**WHAT IS REQUIRED**
Tally the lines in the records underneath that contain the string "Climate", and state the figure by itself.

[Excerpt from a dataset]
--- Begin ---

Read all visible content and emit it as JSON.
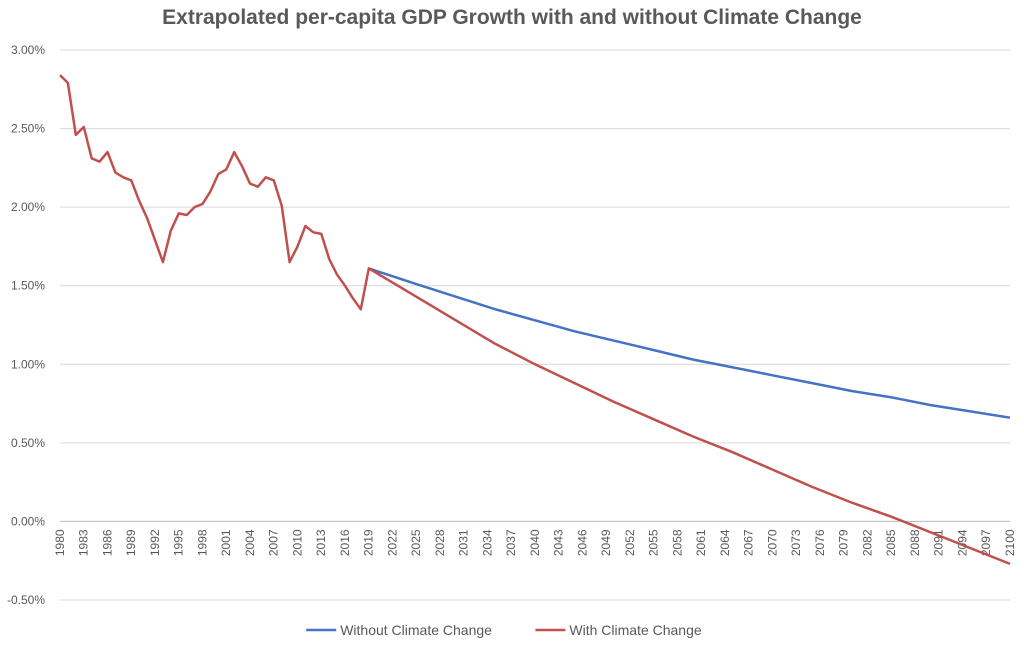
{
  "chart_data": {
    "type": "line",
    "title": "Extrapolated per-capita GDP Growth with and without Climate Change",
    "xlabel": "",
    "ylabel": "",
    "x_range": [
      1980,
      2100
    ],
    "ylim": [
      -0.5,
      3.0
    ],
    "y_ticks": [
      3.0,
      2.5,
      2.0,
      1.5,
      1.0,
      0.5,
      0.0,
      -0.5
    ],
    "y_tick_labels": [
      "3.00%",
      "2.50%",
      "2.00%",
      "1.50%",
      "1.00%",
      "0.50%",
      "0.00%",
      "-0.50%"
    ],
    "x_ticks": [
      1980,
      1983,
      1986,
      1989,
      1992,
      1995,
      1998,
      2001,
      2004,
      2007,
      2010,
      2013,
      2016,
      2019,
      2022,
      2025,
      2028,
      2031,
      2034,
      2037,
      2040,
      2043,
      2046,
      2049,
      2052,
      2055,
      2058,
      2061,
      2064,
      2067,
      2070,
      2073,
      2076,
      2079,
      2082,
      2085,
      2088,
      2091,
      2094,
      2097,
      2100
    ],
    "x_tick_labels": [
      "1980",
      "1983",
      "1986",
      "1989",
      "1992",
      "1995",
      "1998",
      "2001",
      "2004",
      "2007",
      "2010",
      "2013",
      "2016",
      "2019",
      "2022",
      "2025",
      "2028",
      "2031",
      "2034",
      "2037",
      "2040",
      "2043",
      "2046",
      "2049",
      "2052",
      "2055",
      "2058",
      "2061",
      "2064",
      "2067",
      "2070",
      "2073",
      "2076",
      "2079",
      "2082",
      "2085",
      "2088",
      "2091",
      "2094",
      "2097",
      "2100"
    ],
    "grid": true,
    "legend_position": "bottom",
    "series": [
      {
        "name": "Without Climate Change",
        "color": "#4472c4",
        "x": [
          2019,
          2025,
          2030,
          2035,
          2040,
          2045,
          2050,
          2055,
          2060,
          2065,
          2070,
          2075,
          2080,
          2085,
          2090,
          2095,
          2100
        ],
        "values": [
          1.61,
          1.51,
          1.43,
          1.35,
          1.28,
          1.21,
          1.15,
          1.09,
          1.03,
          0.98,
          0.93,
          0.88,
          0.83,
          0.79,
          0.74,
          0.7,
          0.66
        ]
      },
      {
        "name": "With Climate Change",
        "color": "#c0504d",
        "x": [
          1980,
          1981,
          1982,
          1983,
          1984,
          1985,
          1986,
          1987,
          1988,
          1989,
          1990,
          1991,
          1992,
          1993,
          1994,
          1995,
          1996,
          1997,
          1998,
          1999,
          2000,
          2001,
          2002,
          2003,
          2004,
          2005,
          2006,
          2007,
          2008,
          2009,
          2010,
          2011,
          2012,
          2013,
          2014,
          2015,
          2016,
          2017,
          2018,
          2019,
          2025,
          2030,
          2035,
          2040,
          2045,
          2050,
          2055,
          2060,
          2065,
          2070,
          2075,
          2080,
          2085,
          2090,
          2095,
          2100
        ],
        "values": [
          2.84,
          2.79,
          2.46,
          2.51,
          2.31,
          2.29,
          2.35,
          2.22,
          2.19,
          2.17,
          2.04,
          1.93,
          1.79,
          1.65,
          1.85,
          1.96,
          1.95,
          2.0,
          2.02,
          2.1,
          2.21,
          2.24,
          2.35,
          2.26,
          2.15,
          2.13,
          2.19,
          2.17,
          2.01,
          1.65,
          1.75,
          1.88,
          1.84,
          1.83,
          1.67,
          1.57,
          1.5,
          1.42,
          1.35,
          1.61,
          1.43,
          1.28,
          1.13,
          1.0,
          0.88,
          0.76,
          0.65,
          0.54,
          0.44,
          0.33,
          0.22,
          0.12,
          0.03,
          -0.07,
          -0.17,
          -0.27
        ]
      }
    ]
  }
}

--- End ---

**FINAL ANSWER**
3